● **Entries provided**
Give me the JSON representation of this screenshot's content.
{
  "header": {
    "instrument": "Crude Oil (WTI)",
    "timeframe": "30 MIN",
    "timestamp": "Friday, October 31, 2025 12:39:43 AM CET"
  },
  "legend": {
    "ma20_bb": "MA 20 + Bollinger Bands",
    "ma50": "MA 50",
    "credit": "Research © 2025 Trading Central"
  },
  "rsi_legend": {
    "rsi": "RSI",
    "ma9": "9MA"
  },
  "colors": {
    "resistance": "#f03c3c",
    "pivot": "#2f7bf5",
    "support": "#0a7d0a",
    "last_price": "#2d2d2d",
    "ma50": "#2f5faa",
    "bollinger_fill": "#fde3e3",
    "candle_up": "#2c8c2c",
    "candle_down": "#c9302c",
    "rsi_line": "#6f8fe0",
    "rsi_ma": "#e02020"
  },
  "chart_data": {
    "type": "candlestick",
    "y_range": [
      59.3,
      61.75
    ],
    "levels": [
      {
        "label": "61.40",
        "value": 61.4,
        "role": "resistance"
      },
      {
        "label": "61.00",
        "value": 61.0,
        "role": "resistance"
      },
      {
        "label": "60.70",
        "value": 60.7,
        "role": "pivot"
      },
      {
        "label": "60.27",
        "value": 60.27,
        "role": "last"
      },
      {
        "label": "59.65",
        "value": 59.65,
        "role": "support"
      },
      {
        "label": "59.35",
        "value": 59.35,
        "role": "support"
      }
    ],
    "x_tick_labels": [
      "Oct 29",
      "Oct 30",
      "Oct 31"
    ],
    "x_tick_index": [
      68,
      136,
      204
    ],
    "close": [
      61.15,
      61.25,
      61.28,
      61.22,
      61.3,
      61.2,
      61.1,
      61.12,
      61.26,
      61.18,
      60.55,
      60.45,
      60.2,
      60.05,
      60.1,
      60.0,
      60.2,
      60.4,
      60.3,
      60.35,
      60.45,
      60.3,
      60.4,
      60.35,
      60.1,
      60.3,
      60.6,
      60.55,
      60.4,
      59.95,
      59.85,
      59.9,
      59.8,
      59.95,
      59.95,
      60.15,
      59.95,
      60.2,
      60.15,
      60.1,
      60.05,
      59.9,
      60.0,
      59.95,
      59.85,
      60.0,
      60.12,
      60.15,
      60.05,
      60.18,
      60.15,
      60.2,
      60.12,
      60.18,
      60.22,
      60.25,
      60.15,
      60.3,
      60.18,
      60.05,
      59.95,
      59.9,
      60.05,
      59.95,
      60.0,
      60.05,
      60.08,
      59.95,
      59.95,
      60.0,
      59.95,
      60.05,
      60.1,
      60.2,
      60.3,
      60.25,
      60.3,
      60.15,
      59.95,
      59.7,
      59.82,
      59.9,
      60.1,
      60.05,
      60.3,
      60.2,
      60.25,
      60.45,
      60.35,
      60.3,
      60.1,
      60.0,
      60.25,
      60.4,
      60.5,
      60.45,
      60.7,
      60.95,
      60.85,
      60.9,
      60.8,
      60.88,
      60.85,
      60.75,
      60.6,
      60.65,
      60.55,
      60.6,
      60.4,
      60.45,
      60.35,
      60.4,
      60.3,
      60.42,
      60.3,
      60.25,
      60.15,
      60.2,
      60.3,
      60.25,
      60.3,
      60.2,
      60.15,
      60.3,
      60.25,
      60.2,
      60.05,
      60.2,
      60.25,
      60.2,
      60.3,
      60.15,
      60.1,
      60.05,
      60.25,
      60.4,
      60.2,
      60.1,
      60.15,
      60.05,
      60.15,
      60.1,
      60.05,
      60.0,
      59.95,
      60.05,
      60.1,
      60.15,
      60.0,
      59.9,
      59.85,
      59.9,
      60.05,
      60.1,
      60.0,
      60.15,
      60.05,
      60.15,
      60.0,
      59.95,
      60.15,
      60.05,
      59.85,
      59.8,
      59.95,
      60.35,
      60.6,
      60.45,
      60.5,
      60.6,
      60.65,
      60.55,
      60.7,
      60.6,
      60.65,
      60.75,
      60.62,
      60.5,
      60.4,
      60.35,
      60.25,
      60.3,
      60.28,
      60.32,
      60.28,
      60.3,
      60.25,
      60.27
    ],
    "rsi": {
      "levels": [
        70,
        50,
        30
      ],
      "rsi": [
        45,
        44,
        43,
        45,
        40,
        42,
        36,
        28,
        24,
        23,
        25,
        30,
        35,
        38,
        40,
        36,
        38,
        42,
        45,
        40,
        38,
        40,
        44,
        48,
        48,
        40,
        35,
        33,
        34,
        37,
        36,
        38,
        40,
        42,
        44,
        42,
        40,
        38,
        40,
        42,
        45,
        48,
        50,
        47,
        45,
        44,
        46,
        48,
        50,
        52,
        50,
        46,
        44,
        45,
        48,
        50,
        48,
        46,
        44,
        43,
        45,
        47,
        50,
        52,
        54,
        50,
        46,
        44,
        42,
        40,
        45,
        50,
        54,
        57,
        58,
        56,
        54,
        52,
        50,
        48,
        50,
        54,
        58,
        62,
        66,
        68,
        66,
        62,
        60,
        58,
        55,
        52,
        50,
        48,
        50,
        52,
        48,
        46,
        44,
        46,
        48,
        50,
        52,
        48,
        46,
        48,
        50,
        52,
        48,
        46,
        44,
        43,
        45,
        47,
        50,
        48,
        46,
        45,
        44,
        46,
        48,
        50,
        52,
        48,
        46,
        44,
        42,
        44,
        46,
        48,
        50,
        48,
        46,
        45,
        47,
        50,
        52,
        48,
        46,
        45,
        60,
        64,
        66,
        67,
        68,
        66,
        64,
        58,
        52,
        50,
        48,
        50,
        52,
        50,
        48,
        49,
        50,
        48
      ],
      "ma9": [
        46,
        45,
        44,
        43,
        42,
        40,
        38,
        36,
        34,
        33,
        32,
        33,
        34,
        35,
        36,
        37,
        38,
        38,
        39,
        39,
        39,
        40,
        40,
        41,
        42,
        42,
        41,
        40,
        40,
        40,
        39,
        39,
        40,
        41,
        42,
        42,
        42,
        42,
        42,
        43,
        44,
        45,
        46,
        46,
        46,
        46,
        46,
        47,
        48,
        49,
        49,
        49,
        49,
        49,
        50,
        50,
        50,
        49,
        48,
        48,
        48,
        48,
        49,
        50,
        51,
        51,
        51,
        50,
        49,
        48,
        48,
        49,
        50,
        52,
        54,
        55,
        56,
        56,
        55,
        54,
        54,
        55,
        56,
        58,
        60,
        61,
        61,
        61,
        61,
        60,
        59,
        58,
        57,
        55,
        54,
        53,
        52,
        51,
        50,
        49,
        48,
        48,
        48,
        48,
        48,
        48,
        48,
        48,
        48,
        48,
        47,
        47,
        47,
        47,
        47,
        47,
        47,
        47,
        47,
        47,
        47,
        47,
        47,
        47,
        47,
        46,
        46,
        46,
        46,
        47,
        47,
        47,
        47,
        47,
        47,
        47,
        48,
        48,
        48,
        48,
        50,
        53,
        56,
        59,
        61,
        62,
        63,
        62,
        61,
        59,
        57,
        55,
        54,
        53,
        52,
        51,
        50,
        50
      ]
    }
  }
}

● **Objective**
Each line of the listing should be echoed back exactly.

● **Complete output**
Give me the JSON representation of this screenshot's content.
{
  "header": {
    "instrument": "Crude Oil (WTI)",
    "timeframe": "30 MIN",
    "timestamp": "Friday, October 31, 2025 12:39:43 AM CET"
  },
  "legend": {
    "ma20_bb": "MA 20 + Bollinger Bands",
    "ma50": "MA 50",
    "credit": "Research © 2025 Trading Central"
  },
  "rsi_legend": {
    "rsi": "RSI",
    "ma9": "9MA"
  },
  "colors": {
    "resistance": "#f03c3c",
    "pivot": "#2f7bf5",
    "support": "#0a7d0a",
    "last_price": "#2d2d2d",
    "ma50": "#2f5faa",
    "bollinger_fill": "#fde3e3",
    "candle_up": "#2c8c2c",
    "candle_down": "#c9302c",
    "rsi_line": "#6f8fe0",
    "rsi_ma": "#e02020"
  },
  "chart_data": {
    "type": "candlestick",
    "y_range": [
      59.3,
      61.75
    ],
    "levels": [
      {
        "label": "61.40",
        "value": 61.4,
        "role": "resistance"
      },
      {
        "label": "61.00",
        "value": 61.0,
        "role": "resistance"
      },
      {
        "label": "60.70",
        "value": 60.7,
        "role": "pivot"
      },
      {
        "label": "60.27",
        "value": 60.27,
        "role": "last"
      },
      {
        "label": "59.65",
        "value": 59.65,
        "role": "support"
      },
      {
        "label": "59.35",
        "value": 59.35,
        "role": "support"
      }
    ],
    "x_tick_labels": [
      "Oct 29",
      "Oct 30",
      "Oct 31"
    ],
    "x_tick_index": [
      68,
      136,
      204
    ],
    "close": [
      61.15,
      61.25,
      61.28,
      61.22,
      61.3,
      61.2,
      61.1,
      61.12,
      61.26,
      61.18,
      60.55,
      60.45,
      60.2,
      60.05,
      60.1,
      60.0,
      60.2,
      60.4,
      60.3,
      60.35,
      60.45,
      60.3,
      60.4,
      60.35,
      60.1,
      60.3,
      60.6,
      60.55,
      60.4,
      59.95,
      59.85,
      59.9,
      59.8,
      59.95,
      59.95,
      60.15,
      59.95,
      60.2,
      60.15,
      60.1,
      60.05,
      59.9,
      60.0,
      59.95,
      59.85,
      60.0,
      60.12,
      60.15,
      60.05,
      60.18,
      60.15,
      60.2,
      60.12,
      60.18,
      60.22,
      60.25,
      60.15,
      60.3,
      60.18,
      60.05,
      59.95,
      59.9,
      60.05,
      59.95,
      60.0,
      60.05,
      60.08,
      59.95,
      59.95,
      60.0,
      59.95,
      60.05,
      60.1,
      60.2,
      60.3,
      60.25,
      60.3,
      60.15,
      59.95,
      59.7,
      59.82,
      59.9,
      60.1,
      60.05,
      60.3,
      60.2,
      60.25,
      60.45,
      60.35,
      60.3,
      60.1,
      60.0,
      60.25,
      60.4,
      60.5,
      60.45,
      60.7,
      60.95,
      60.85,
      60.9,
      60.8,
      60.88,
      60.85,
      60.75,
      60.6,
      60.65,
      60.55,
      60.6,
      60.4,
      60.45,
      60.35,
      60.4,
      60.3,
      60.42,
      60.3,
      60.25,
      60.15,
      60.2,
      60.3,
      60.25,
      60.3,
      60.2,
      60.15,
      60.3,
      60.25,
      60.2,
      60.05,
      60.2,
      60.25,
      60.2,
      60.3,
      60.15,
      60.1,
      60.05,
      60.25,
      60.4,
      60.2,
      60.1,
      60.15,
      60.05,
      60.15,
      60.1,
      60.05,
      60.0,
      59.95,
      60.05,
      60.1,
      60.15,
      60.0,
      59.9,
      59.85,
      59.9,
      60.05,
      60.1,
      60.0,
      60.15,
      60.05,
      60.15,
      60.0,
      59.95,
      60.15,
      60.05,
      59.85,
      59.8,
      59.95,
      60.35,
      60.6,
      60.45,
      60.5,
      60.6,
      60.65,
      60.55,
      60.7,
      60.6,
      60.65,
      60.75,
      60.62,
      60.5,
      60.4,
      60.35,
      60.25,
      60.3,
      60.28,
      60.32,
      60.28,
      60.3,
      60.25,
      60.27
    ],
    "rsi": {
      "levels": [
        70,
        50,
        30
      ],
      "rsi": [
        45,
        44,
        43,
        45,
        40,
        42,
        36,
        28,
        24,
        23,
        25,
        30,
        35,
        38,
        40,
        36,
        38,
        42,
        45,
        40,
        38,
        40,
        44,
        48,
        48,
        40,
        35,
        33,
        34,
        37,
        36,
        38,
        40,
        42,
        44,
        42,
        40,
        38,
        40,
        42,
        45,
        48,
        50,
        47,
        45,
        44,
        46,
        48,
        50,
        52,
        50,
        46,
        44,
        45,
        48,
        50,
        48,
        46,
        44,
        43,
        45,
        47,
        50,
        52,
        54,
        50,
        46,
        44,
        42,
        40,
        45,
        50,
        54,
        57,
        58,
        56,
        54,
        52,
        50,
        48,
        50,
        54,
        58,
        62,
        66,
        68,
        66,
        62,
        60,
        58,
        55,
        52,
        50,
        48,
        50,
        52,
        48,
        46,
        44,
        46,
        48,
        50,
        52,
        48,
        46,
        48,
        50,
        52,
        48,
        46,
        44,
        43,
        45,
        47,
        50,
        48,
        46,
        45,
        44,
        46,
        48,
        50,
        52,
        48,
        46,
        44,
        42,
        44,
        46,
        48,
        50,
        48,
        46,
        45,
        47,
        50,
        52,
        48,
        46,
        45,
        60,
        64,
        66,
        67,
        68,
        66,
        64,
        58,
        52,
        50,
        48,
        50,
        52,
        50,
        48,
        49,
        50,
        48
      ],
      "ma9": [
        46,
        45,
        44,
        43,
        42,
        40,
        38,
        36,
        34,
        33,
        32,
        33,
        34,
        35,
        36,
        37,
        38,
        38,
        39,
        39,
        39,
        40,
        40,
        41,
        42,
        42,
        41,
        40,
        40,
        40,
        39,
        39,
        40,
        41,
        42,
        42,
        42,
        42,
        42,
        43,
        44,
        45,
        46,
        46,
        46,
        46,
        46,
        47,
        48,
        49,
        49,
        49,
        49,
        49,
        50,
        50,
        50,
        49,
        48,
        48,
        48,
        48,
        49,
        50,
        51,
        51,
        51,
        50,
        49,
        48,
        48,
        49,
        50,
        52,
        54,
        55,
        56,
        56,
        55,
        54,
        54,
        55,
        56,
        58,
        60,
        61,
        61,
        61,
        61,
        60,
        59,
        58,
        57,
        55,
        54,
        53,
        52,
        51,
        50,
        49,
        48,
        48,
        48,
        48,
        48,
        48,
        48,
        48,
        48,
        48,
        47,
        47,
        47,
        47,
        47,
        47,
        47,
        47,
        47,
        47,
        47,
        47,
        47,
        47,
        47,
        46,
        46,
        46,
        46,
        47,
        47,
        47,
        47,
        47,
        47,
        47,
        48,
        48,
        48,
        48,
        50,
        53,
        56,
        59,
        61,
        62,
        63,
        62,
        61,
        59,
        57,
        55,
        54,
        53,
        52,
        51,
        50,
        50
      ]
    }
  }
}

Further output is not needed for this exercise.